**Directive**: State the number of lines that hold the string "قوانین", with nothing added.

**Extracted records**:
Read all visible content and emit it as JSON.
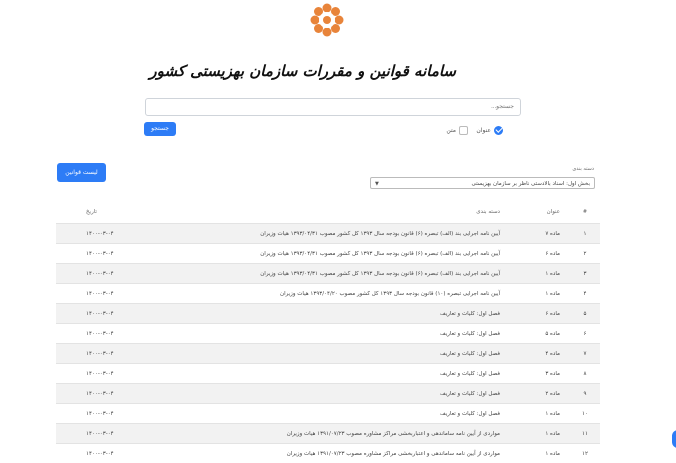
{
  "header": {
    "title": "سامانه قوانین و مقررات سازمان بهزیستی کشور"
  },
  "search": {
    "placeholder": "جستجو...",
    "option_title": "عنوان",
    "option_text": "متن",
    "button": "جستجو"
  },
  "laws_button": "لیست قوانین",
  "category": {
    "label": "دسته بندی",
    "selected": "بخش اول: اسناد بالادستی ناظر بر سازمان بهزیستی"
  },
  "table": {
    "headers": {
      "num": "#",
      "title": "عنوان",
      "category": "دسته بندی",
      "date": "تاریخ"
    },
    "rows": [
      {
        "num": "۱",
        "title": "ماده ۷",
        "category": "آیین نامه اجرایی بند (الف) تبصره (۶) قانون بودجه سال ۱۳۹۳ کل کشور مصوب ۱۳۹۳/۰۴/۳۱ هیات وزیران",
        "date": "۱۴۰۰-۰۳-۰۴"
      },
      {
        "num": "۲",
        "title": "ماده ۶",
        "category": "آیین نامه اجرایی بند (الف) تبصره (۶) قانون بودجه سال ۱۳۹۳ کل کشور مصوب ۱۳۹۳/۰۴/۳۱ هیات وزیران",
        "date": "۱۴۰۰-۰۳-۰۴"
      },
      {
        "num": "۳",
        "title": "ماده ۱",
        "category": "آیین نامه اجرایی بند (الف) تبصره (۶) قانون بودجه سال ۱۳۹۳ کل کشور مصوب ۱۳۹۳/۰۴/۳۱ هیات وزیران",
        "date": "۱۴۰۰-۰۳-۰۴"
      },
      {
        "num": "۴",
        "title": "ماده ۱",
        "category": "آیین نامه اجرایی تبصره (۱۰) قانون بودجه سال ۱۳۹۳ کل کشور مصوب ۱۳۹۳/۰۴/۲۰ هیات وزیران",
        "date": "۱۴۰۰-۰۳-۰۴"
      },
      {
        "num": "۵",
        "title": "ماده ۶",
        "category": "فصل اول: کلیات و تعاریف",
        "date": "۱۴۰۰-۰۳-۰۴"
      },
      {
        "num": "۶",
        "title": "ماده ۵",
        "category": "فصل اول: کلیات و تعاریف",
        "date": "۱۴۰۰-۰۳-۰۴"
      },
      {
        "num": "۷",
        "title": "ماده ۴",
        "category": "فصل اول: کلیات و تعاریف",
        "date": "۱۴۰۰-۰۳-۰۴"
      },
      {
        "num": "۸",
        "title": "ماده ۳",
        "category": "فصل اول: کلیات و تعاریف",
        "date": "۱۴۰۰-۰۳-۰۴"
      },
      {
        "num": "۹",
        "title": "ماده ۲",
        "category": "فصل اول: کلیات و تعاریف",
        "date": "۱۴۰۰-۰۳-۰۴"
      },
      {
        "num": "۱۰",
        "title": "ماده ۱",
        "category": "فصل اول: کلیات و تعاریف",
        "date": "۱۴۰۰-۰۳-۰۴"
      },
      {
        "num": "۱۱",
        "title": "ماده ۱",
        "category": "مواردی از آیین نامه ساماندهی و اعتباربخشی مراکز مشاوره مصوب ۱۳۹۱/۰۷/۲۳ هیات وزیران",
        "date": "۱۴۰۰-۰۳-۰۴"
      },
      {
        "num": "۱۲",
        "title": "ماده ۱",
        "category": "مواردی از آیین نامه ساماندهی و اعتباربخشی مراکز مشاوره مصوب ۱۳۹۱/۰۷/۲۳ هیات وزیران",
        "date": "۱۴۰۰-۰۳-۰۴"
      }
    ]
  },
  "colors": {
    "accent": "#2d7cf6",
    "logo": "#e8843a"
  }
}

**Complete response**: 2